Material:
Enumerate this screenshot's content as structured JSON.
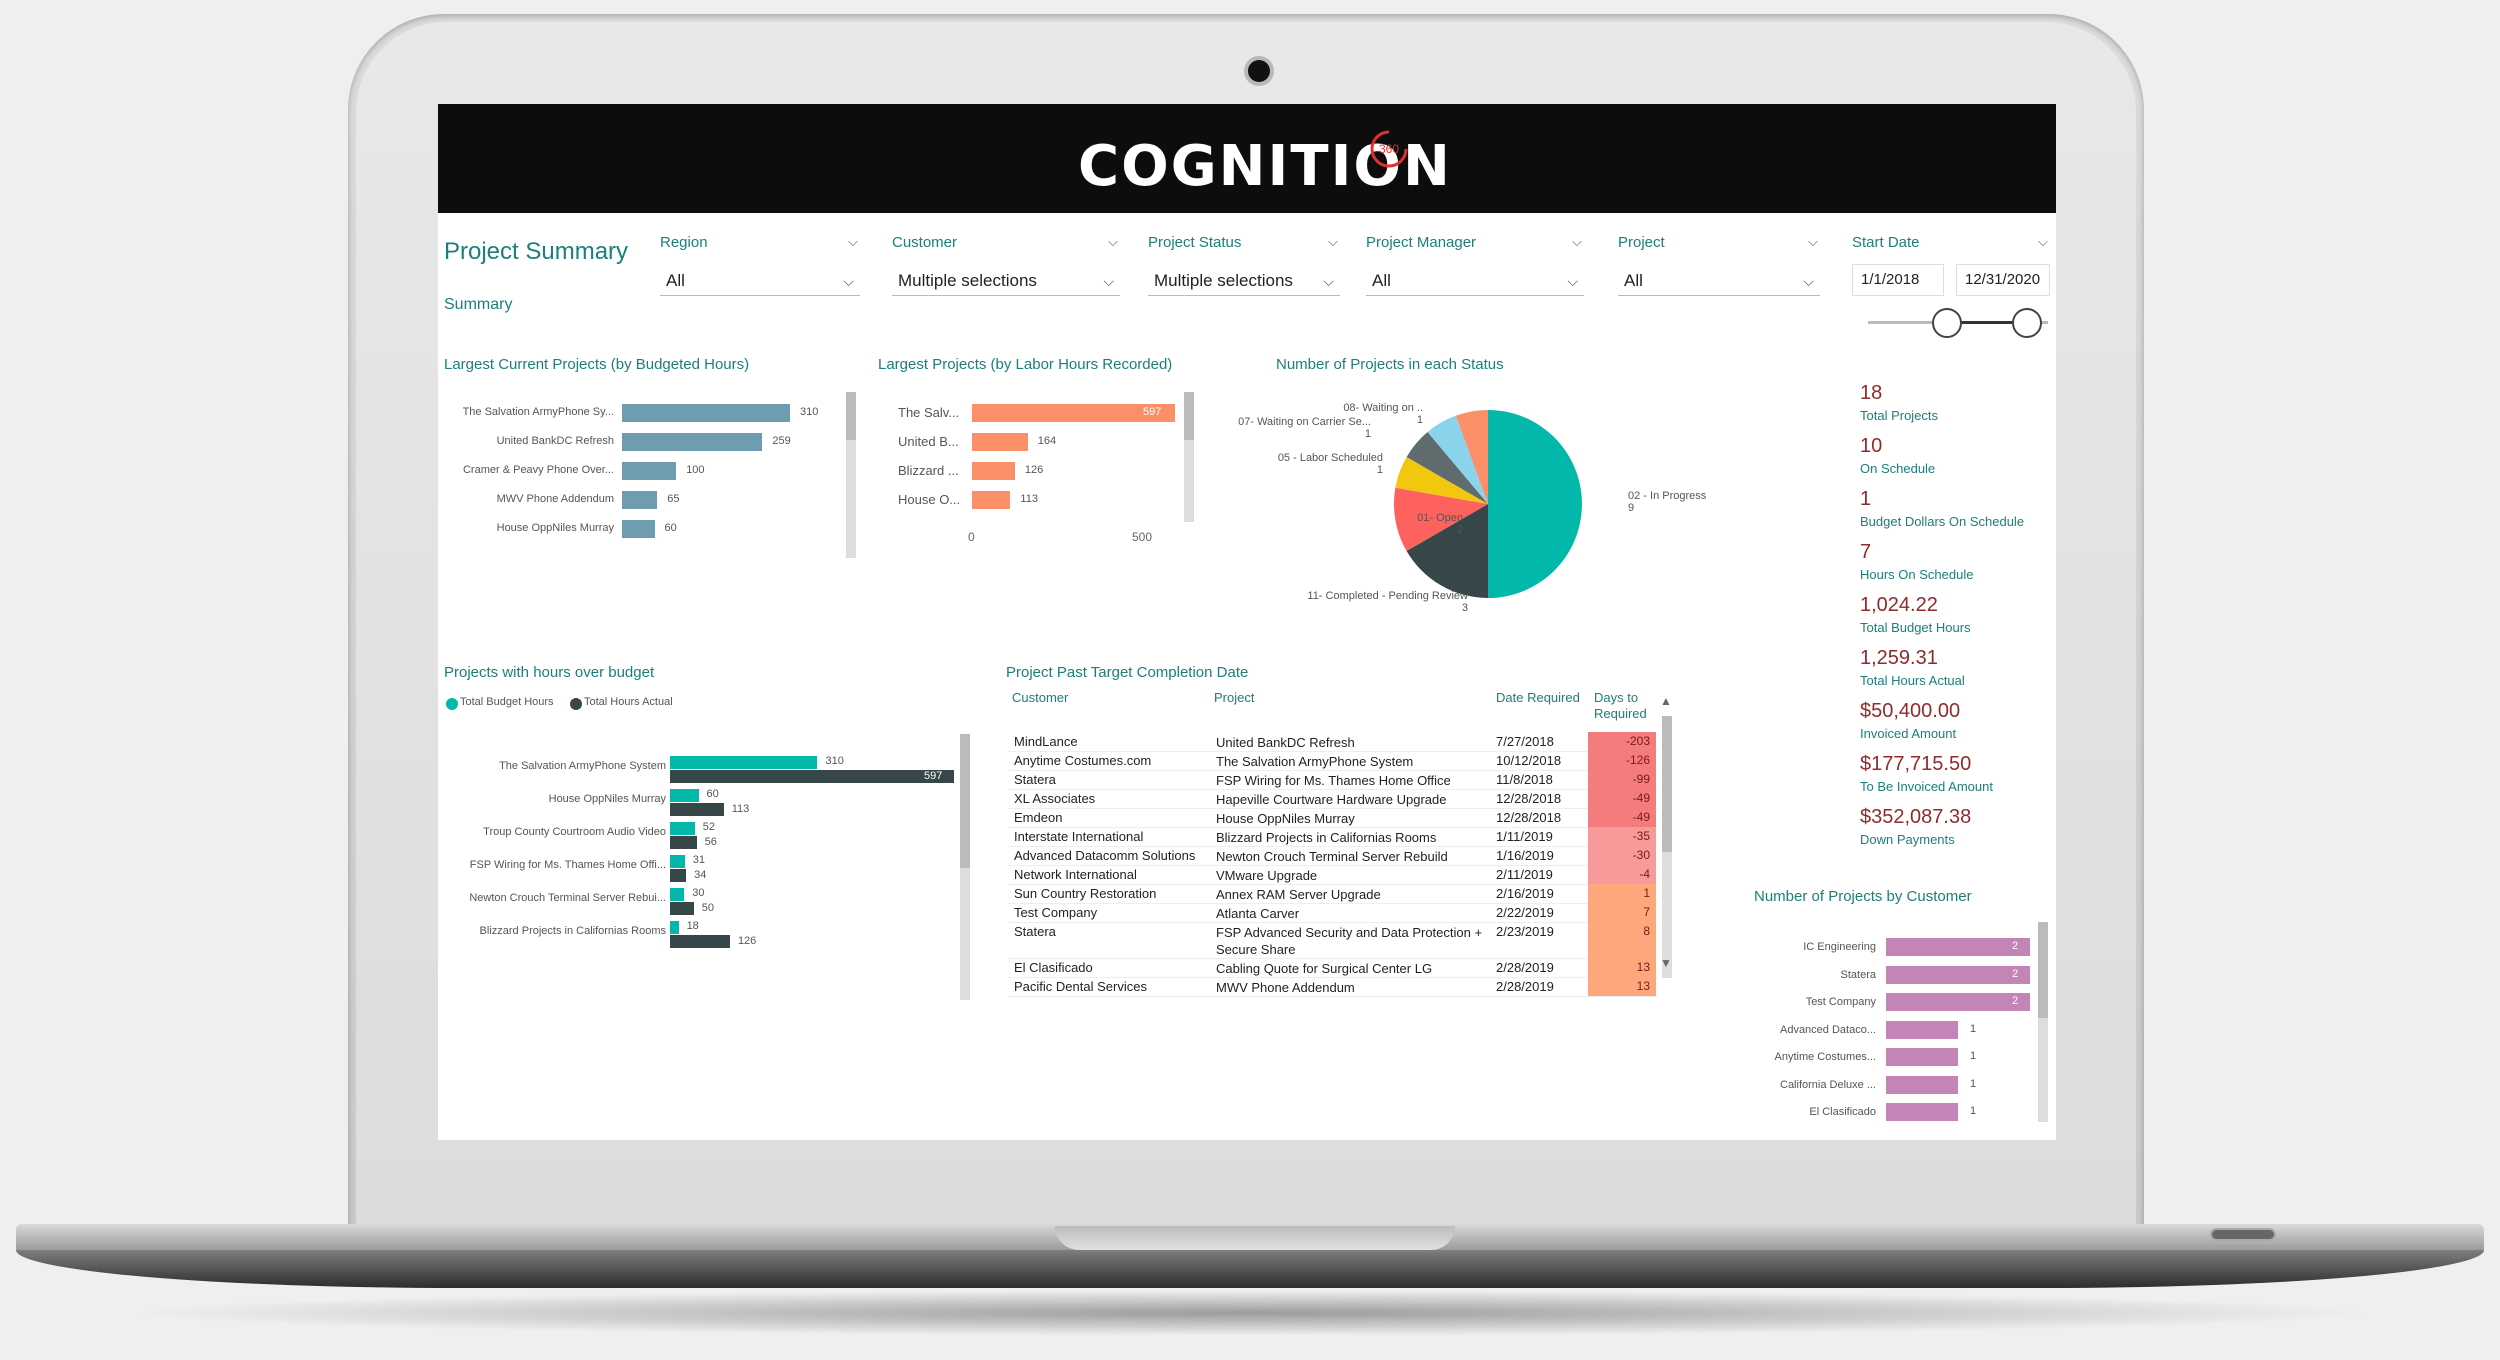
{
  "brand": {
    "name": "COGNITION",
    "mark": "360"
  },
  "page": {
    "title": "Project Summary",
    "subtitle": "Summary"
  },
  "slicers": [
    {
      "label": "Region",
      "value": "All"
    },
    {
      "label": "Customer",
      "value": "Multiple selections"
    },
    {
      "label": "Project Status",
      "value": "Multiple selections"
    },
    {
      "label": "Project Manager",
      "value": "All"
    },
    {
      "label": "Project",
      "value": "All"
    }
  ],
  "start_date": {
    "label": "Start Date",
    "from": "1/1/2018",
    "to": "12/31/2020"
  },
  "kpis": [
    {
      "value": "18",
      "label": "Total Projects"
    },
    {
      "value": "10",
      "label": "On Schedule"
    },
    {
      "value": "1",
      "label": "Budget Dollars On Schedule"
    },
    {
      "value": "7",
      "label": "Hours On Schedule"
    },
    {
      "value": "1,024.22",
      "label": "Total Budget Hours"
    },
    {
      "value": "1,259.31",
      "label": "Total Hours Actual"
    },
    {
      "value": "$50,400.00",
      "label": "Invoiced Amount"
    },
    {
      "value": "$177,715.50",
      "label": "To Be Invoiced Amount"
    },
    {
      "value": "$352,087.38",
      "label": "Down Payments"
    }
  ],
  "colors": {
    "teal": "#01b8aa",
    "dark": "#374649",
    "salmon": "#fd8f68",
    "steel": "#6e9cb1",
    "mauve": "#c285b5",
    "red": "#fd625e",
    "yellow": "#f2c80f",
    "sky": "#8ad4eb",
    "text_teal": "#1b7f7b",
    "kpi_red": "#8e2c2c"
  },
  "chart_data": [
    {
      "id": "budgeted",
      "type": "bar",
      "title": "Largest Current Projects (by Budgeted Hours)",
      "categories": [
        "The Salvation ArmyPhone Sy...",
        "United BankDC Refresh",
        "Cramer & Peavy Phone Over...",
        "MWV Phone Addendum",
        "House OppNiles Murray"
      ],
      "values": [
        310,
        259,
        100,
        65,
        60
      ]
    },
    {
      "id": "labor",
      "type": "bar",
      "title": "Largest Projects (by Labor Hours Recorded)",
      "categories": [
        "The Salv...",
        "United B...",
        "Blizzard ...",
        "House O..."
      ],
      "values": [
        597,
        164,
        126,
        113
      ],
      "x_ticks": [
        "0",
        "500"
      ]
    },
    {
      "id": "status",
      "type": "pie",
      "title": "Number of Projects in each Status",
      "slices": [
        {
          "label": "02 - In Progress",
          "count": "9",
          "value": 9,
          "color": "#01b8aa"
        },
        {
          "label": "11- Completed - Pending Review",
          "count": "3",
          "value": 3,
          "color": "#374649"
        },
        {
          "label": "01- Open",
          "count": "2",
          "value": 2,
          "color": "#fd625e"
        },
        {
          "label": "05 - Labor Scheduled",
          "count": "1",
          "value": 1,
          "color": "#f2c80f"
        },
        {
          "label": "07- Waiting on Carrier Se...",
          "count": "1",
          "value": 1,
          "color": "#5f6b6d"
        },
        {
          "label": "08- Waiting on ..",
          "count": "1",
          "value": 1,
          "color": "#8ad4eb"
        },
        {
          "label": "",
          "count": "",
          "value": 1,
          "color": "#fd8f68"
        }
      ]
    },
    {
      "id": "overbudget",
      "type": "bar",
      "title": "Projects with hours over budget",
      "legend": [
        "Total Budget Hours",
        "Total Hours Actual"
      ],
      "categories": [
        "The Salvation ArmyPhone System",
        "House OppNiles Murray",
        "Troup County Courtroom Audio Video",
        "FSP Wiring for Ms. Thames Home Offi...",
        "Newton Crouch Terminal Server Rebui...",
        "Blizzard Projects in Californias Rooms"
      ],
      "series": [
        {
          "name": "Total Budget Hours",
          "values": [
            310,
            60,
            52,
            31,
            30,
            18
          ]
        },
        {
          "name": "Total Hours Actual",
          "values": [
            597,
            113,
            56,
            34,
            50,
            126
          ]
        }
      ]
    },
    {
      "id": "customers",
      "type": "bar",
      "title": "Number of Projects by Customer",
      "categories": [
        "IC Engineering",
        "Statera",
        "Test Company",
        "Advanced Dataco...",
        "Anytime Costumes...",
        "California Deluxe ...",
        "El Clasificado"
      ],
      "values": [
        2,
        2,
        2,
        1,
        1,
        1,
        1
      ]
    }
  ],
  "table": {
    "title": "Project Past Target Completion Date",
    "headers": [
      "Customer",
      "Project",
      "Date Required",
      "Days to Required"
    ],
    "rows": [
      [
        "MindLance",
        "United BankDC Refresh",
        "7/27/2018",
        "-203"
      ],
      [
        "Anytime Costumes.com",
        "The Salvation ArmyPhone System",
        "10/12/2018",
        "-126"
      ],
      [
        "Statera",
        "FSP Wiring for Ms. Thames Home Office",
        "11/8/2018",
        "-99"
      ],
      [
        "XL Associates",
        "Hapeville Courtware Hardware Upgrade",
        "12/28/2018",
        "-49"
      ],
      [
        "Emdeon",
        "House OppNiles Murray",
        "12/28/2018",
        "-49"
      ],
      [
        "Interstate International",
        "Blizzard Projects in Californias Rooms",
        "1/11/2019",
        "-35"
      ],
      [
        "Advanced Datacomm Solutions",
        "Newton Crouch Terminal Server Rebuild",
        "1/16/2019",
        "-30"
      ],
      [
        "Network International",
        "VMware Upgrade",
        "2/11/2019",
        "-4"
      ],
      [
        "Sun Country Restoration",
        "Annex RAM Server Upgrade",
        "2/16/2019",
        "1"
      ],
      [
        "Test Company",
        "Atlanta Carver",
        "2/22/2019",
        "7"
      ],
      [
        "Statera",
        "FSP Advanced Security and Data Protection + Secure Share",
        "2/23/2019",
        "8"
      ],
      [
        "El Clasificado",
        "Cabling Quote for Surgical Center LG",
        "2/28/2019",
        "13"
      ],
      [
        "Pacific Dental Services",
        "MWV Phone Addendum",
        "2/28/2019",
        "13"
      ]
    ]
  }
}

Problem details:
Every entry above should be duplicated exactly. Do not include the images.

Worked solution:
Enumerate this screenshot's content as structured JSON.
{
  "brand": {
    "name": "COGNITION",
    "mark": "360"
  },
  "page": {
    "title": "Project Summary",
    "subtitle": "Summary"
  },
  "slicers": [
    {
      "label": "Region",
      "value": "All"
    },
    {
      "label": "Customer",
      "value": "Multiple selections"
    },
    {
      "label": "Project Status",
      "value": "Multiple selections"
    },
    {
      "label": "Project Manager",
      "value": "All"
    },
    {
      "label": "Project",
      "value": "All"
    }
  ],
  "start_date": {
    "label": "Start Date",
    "from": "1/1/2018",
    "to": "12/31/2020"
  },
  "kpis": [
    {
      "value": "18",
      "label": "Total Projects"
    },
    {
      "value": "10",
      "label": "On Schedule"
    },
    {
      "value": "1",
      "label": "Budget Dollars On Schedule"
    },
    {
      "value": "7",
      "label": "Hours On Schedule"
    },
    {
      "value": "1,024.22",
      "label": "Total Budget Hours"
    },
    {
      "value": "1,259.31",
      "label": "Total Hours Actual"
    },
    {
      "value": "$50,400.00",
      "label": "Invoiced Amount"
    },
    {
      "value": "$177,715.50",
      "label": "To Be Invoiced Amount"
    },
    {
      "value": "$352,087.38",
      "label": "Down Payments"
    }
  ],
  "colors": {
    "teal": "#01b8aa",
    "dark": "#374649",
    "salmon": "#fd8f68",
    "steel": "#6e9cb1",
    "mauve": "#c285b5",
    "red": "#fd625e",
    "yellow": "#f2c80f",
    "sky": "#8ad4eb",
    "text_teal": "#1b7f7b",
    "kpi_red": "#8e2c2c"
  },
  "chart_data": [
    {
      "id": "budgeted",
      "type": "bar",
      "title": "Largest Current Projects (by Budgeted Hours)",
      "categories": [
        "The Salvation ArmyPhone Sy...",
        "United BankDC Refresh",
        "Cramer & Peavy Phone Over...",
        "MWV Phone Addendum",
        "House OppNiles Murray"
      ],
      "values": [
        310,
        259,
        100,
        65,
        60
      ]
    },
    {
      "id": "labor",
      "type": "bar",
      "title": "Largest Projects (by Labor Hours Recorded)",
      "categories": [
        "The Salv...",
        "United B...",
        "Blizzard ...",
        "House O..."
      ],
      "values": [
        597,
        164,
        126,
        113
      ],
      "x_ticks": [
        "0",
        "500"
      ]
    },
    {
      "id": "status",
      "type": "pie",
      "title": "Number of Projects in each Status",
      "slices": [
        {
          "label": "02 - In Progress",
          "count": "9",
          "value": 9,
          "color": "#01b8aa"
        },
        {
          "label": "11- Completed - Pending Review",
          "count": "3",
          "value": 3,
          "color": "#374649"
        },
        {
          "label": "01- Open",
          "count": "2",
          "value": 2,
          "color": "#fd625e"
        },
        {
          "label": "05 - Labor Scheduled",
          "count": "1",
          "value": 1,
          "color": "#f2c80f"
        },
        {
          "label": "07- Waiting on Carrier Se...",
          "count": "1",
          "value": 1,
          "color": "#5f6b6d"
        },
        {
          "label": "08- Waiting on ..",
          "count": "1",
          "value": 1,
          "color": "#8ad4eb"
        },
        {
          "label": "",
          "count": "",
          "value": 1,
          "color": "#fd8f68"
        }
      ]
    },
    {
      "id": "overbudget",
      "type": "bar",
      "title": "Projects with hours over budget",
      "legend": [
        "Total Budget Hours",
        "Total Hours Actual"
      ],
      "categories": [
        "The Salvation ArmyPhone System",
        "House OppNiles Murray",
        "Troup County Courtroom Audio Video",
        "FSP Wiring for Ms. Thames Home Offi...",
        "Newton Crouch Terminal Server Rebui...",
        "Blizzard Projects in Californias Rooms"
      ],
      "series": [
        {
          "name": "Total Budget Hours",
          "values": [
            310,
            60,
            52,
            31,
            30,
            18
          ]
        },
        {
          "name": "Total Hours Actual",
          "values": [
            597,
            113,
            56,
            34,
            50,
            126
          ]
        }
      ]
    },
    {
      "id": "customers",
      "type": "bar",
      "title": "Number of Projects by Customer",
      "categories": [
        "IC Engineering",
        "Statera",
        "Test Company",
        "Advanced Dataco...",
        "Anytime Costumes...",
        "California Deluxe ...",
        "El Clasificado"
      ],
      "values": [
        2,
        2,
        2,
        1,
        1,
        1,
        1
      ]
    }
  ],
  "table": {
    "title": "Project Past Target Completion Date",
    "headers": [
      "Customer",
      "Project",
      "Date Required",
      "Days to Required"
    ],
    "rows": [
      [
        "MindLance",
        "United BankDC Refresh",
        "7/27/2018",
        "-203"
      ],
      [
        "Anytime Costumes.com",
        "The Salvation ArmyPhone System",
        "10/12/2018",
        "-126"
      ],
      [
        "Statera",
        "FSP Wiring for Ms. Thames Home Office",
        "11/8/2018",
        "-99"
      ],
      [
        "XL Associates",
        "Hapeville Courtware Hardware Upgrade",
        "12/28/2018",
        "-49"
      ],
      [
        "Emdeon",
        "House OppNiles Murray",
        "12/28/2018",
        "-49"
      ],
      [
        "Interstate International",
        "Blizzard Projects in Californias Rooms",
        "1/11/2019",
        "-35"
      ],
      [
        "Advanced Datacomm Solutions",
        "Newton Crouch Terminal Server Rebuild",
        "1/16/2019",
        "-30"
      ],
      [
        "Network International",
        "VMware Upgrade",
        "2/11/2019",
        "-4"
      ],
      [
        "Sun Country Restoration",
        "Annex RAM Server Upgrade",
        "2/16/2019",
        "1"
      ],
      [
        "Test Company",
        "Atlanta Carver",
        "2/22/2019",
        "7"
      ],
      [
        "Statera",
        "FSP Advanced Security and Data Protection + Secure Share",
        "2/23/2019",
        "8"
      ],
      [
        "El Clasificado",
        "Cabling Quote for Surgical Center LG",
        "2/28/2019",
        "13"
      ],
      [
        "Pacific Dental Services",
        "MWV Phone Addendum",
        "2/28/2019",
        "13"
      ]
    ]
  }
}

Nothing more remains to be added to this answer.